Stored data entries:
-- -- --
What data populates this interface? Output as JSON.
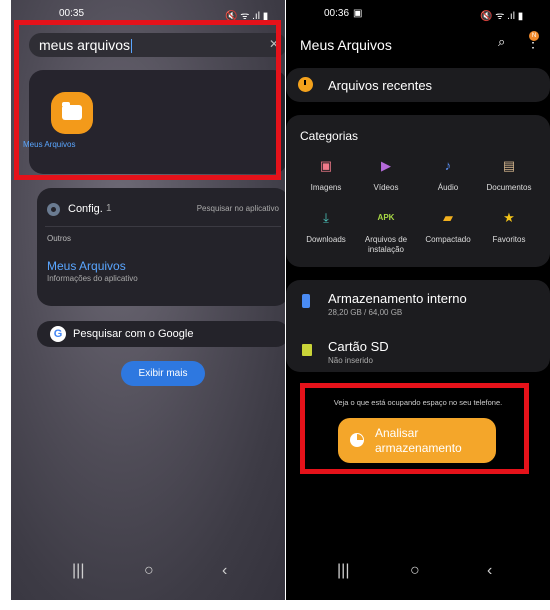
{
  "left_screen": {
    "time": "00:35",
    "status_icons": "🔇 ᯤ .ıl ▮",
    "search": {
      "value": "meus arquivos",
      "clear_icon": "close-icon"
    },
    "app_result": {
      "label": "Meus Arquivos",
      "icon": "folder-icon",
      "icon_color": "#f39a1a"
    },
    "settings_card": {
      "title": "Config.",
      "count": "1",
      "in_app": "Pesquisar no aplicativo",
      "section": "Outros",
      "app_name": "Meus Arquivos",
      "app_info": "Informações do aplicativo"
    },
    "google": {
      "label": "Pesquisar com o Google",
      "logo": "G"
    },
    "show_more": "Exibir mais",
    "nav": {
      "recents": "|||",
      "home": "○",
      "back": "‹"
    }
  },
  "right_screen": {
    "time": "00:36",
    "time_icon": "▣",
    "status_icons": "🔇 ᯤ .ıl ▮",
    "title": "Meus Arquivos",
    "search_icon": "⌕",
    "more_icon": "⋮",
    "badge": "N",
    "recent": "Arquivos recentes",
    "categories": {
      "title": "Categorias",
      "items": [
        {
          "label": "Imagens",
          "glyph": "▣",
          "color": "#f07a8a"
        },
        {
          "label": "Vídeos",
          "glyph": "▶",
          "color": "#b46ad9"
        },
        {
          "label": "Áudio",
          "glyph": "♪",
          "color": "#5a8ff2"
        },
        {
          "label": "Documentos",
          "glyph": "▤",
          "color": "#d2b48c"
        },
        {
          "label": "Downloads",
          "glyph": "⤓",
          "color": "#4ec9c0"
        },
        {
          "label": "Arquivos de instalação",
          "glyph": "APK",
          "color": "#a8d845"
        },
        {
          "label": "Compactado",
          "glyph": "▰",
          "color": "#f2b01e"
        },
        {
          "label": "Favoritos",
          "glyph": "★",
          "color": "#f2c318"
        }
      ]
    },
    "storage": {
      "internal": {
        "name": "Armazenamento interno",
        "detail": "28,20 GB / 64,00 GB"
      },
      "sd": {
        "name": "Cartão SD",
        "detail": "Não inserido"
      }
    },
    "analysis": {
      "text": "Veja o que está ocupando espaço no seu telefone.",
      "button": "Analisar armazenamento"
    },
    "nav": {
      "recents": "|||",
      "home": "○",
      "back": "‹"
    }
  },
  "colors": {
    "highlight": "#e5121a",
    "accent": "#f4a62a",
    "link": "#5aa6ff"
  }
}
-- -- --
* **Stated goal**: Display every line of the listing that contains the string "label".

* **Response to this exercise**:
      "label": "Meus Arquivos",
      "label": "Pesquisar com o Google",
          "label": "Imagens",
          "label": "Vídeos",
          "label": "Áudio",
          "label": "Documentos",
          "label": "Downloads",
          "label": "Arquivos de instalação",
          "label": "Compactado",
          "label": "Favoritos",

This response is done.